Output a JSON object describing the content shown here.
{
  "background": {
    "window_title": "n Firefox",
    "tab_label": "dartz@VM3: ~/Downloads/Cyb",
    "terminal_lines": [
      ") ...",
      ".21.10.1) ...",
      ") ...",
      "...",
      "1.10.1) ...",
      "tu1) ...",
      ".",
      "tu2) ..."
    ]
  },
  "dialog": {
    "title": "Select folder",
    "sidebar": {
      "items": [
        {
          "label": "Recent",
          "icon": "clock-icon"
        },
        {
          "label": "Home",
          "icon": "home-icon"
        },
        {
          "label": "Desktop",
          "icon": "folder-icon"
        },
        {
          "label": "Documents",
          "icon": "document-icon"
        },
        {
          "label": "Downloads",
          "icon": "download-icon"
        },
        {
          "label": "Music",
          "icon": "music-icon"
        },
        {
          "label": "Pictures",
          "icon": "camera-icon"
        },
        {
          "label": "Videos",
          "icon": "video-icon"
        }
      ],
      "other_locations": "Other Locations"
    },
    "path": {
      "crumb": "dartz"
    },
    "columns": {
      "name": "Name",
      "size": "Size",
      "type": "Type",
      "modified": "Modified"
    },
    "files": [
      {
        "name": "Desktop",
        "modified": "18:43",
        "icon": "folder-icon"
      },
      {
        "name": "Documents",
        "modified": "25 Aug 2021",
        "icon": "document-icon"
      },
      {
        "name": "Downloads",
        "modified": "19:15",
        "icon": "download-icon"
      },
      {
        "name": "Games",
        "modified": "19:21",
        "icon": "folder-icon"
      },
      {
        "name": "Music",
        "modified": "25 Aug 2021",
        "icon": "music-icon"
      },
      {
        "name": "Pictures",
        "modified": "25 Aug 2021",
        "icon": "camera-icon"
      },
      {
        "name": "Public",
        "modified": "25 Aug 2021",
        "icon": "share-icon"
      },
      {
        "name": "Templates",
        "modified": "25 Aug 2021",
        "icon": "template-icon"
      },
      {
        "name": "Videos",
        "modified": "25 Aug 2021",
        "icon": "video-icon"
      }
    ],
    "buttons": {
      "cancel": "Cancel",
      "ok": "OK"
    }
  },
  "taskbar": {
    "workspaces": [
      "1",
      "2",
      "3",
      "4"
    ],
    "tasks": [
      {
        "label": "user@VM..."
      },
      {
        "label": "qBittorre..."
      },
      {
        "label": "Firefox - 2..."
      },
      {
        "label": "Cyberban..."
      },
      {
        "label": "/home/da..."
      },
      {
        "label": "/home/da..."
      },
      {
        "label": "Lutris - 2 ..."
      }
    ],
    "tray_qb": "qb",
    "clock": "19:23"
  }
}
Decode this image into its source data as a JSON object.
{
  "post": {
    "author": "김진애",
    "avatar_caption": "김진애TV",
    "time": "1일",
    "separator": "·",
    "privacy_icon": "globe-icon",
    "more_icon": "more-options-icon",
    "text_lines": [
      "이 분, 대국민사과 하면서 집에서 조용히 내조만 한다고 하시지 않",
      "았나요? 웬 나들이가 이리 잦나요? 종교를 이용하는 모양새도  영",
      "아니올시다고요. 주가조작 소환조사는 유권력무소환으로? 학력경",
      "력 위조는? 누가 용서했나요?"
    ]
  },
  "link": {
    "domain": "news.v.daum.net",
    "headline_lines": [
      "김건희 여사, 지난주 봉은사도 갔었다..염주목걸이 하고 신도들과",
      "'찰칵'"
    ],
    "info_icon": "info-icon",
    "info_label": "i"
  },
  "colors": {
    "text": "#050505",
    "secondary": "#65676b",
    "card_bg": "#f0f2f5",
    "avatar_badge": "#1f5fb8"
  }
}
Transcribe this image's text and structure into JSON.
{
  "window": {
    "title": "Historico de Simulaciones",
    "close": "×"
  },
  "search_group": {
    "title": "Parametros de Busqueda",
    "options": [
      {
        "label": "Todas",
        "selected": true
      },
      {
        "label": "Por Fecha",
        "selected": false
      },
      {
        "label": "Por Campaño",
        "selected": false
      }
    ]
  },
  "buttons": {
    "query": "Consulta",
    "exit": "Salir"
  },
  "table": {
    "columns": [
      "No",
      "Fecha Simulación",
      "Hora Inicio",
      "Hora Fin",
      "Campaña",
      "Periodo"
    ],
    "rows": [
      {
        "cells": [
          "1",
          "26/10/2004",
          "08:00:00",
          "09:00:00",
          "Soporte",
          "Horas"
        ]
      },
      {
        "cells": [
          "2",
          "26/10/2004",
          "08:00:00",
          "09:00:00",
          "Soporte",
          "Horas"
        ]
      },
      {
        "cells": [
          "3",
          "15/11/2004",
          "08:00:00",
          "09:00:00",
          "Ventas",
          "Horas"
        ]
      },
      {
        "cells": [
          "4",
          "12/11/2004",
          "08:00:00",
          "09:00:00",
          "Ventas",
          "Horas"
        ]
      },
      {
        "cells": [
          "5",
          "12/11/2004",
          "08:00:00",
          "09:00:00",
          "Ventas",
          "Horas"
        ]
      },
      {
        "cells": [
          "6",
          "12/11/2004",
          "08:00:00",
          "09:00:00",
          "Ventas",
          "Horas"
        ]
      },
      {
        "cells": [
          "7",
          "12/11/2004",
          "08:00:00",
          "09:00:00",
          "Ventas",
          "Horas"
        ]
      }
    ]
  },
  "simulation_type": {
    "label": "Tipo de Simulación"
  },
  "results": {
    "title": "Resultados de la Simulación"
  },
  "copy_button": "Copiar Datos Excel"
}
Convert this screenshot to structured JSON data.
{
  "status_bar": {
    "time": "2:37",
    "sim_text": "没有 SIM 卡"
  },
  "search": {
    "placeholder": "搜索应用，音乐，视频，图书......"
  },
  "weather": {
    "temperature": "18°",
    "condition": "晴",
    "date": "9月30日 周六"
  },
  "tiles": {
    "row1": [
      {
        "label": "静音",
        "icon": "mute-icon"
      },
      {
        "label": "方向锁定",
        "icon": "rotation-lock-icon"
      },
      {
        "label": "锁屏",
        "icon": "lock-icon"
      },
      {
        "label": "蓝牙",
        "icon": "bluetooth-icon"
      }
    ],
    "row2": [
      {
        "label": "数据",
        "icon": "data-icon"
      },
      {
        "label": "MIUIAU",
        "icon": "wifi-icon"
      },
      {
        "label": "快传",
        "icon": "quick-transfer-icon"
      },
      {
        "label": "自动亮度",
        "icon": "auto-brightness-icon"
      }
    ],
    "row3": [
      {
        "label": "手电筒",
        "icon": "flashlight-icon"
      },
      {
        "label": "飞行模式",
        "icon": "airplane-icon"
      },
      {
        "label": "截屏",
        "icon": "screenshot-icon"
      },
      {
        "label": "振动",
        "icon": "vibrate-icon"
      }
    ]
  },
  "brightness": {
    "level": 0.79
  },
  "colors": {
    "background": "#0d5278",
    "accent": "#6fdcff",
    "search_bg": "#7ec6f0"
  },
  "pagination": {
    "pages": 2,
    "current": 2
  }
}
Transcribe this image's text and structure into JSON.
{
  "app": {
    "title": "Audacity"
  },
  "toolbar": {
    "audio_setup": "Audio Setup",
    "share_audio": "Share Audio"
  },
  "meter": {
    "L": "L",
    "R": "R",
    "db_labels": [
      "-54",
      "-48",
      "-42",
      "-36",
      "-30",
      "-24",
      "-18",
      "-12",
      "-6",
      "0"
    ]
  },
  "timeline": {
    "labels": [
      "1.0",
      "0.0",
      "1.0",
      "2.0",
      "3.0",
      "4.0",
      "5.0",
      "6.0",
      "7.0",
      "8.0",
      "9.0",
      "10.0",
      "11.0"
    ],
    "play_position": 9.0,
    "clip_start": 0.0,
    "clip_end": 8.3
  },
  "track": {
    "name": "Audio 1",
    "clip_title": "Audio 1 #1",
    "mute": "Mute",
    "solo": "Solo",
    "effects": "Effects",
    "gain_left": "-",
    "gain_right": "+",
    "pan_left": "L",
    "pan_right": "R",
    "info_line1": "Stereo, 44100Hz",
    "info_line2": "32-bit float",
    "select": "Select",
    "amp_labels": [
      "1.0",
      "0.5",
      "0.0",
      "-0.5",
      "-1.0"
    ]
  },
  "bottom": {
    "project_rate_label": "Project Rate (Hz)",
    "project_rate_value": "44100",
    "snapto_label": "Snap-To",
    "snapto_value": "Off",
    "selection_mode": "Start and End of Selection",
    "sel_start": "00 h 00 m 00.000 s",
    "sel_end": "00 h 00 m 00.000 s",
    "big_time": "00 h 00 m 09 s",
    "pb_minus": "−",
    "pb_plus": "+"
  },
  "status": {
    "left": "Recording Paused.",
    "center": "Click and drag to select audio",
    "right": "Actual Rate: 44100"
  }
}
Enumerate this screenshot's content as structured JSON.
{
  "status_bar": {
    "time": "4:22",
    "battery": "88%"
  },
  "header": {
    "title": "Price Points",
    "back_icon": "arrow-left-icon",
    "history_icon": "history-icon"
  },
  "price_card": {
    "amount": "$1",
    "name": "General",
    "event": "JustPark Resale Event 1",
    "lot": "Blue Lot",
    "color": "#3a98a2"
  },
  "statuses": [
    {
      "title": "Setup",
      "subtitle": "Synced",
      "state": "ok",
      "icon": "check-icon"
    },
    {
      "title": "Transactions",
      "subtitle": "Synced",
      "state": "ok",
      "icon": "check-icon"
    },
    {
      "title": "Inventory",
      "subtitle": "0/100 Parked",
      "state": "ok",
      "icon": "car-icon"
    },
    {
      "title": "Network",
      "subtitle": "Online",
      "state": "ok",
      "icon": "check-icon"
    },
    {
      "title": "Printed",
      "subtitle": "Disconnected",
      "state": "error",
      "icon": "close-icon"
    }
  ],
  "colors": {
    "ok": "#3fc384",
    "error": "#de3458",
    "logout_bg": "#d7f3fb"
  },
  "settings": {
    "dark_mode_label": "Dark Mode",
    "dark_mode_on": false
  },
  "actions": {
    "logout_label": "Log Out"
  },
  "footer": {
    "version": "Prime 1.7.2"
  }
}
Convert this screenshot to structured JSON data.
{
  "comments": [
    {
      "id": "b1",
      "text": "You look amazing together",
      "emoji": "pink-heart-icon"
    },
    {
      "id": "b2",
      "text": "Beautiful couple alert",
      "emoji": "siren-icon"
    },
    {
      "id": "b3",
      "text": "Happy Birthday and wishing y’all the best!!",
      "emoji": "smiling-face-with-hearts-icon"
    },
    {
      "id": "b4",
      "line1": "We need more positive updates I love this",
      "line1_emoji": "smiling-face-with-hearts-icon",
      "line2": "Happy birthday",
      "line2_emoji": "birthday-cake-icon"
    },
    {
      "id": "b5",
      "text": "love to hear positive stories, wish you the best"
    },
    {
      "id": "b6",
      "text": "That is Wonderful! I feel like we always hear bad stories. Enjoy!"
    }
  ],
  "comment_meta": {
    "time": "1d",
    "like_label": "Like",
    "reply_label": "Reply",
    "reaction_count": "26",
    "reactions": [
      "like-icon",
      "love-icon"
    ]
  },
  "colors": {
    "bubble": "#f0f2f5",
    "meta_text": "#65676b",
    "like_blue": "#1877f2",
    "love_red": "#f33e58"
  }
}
====================
— What the task asks —
Only the number is wanted: how many lines of these entries contain the string "positive"?

— The output —
2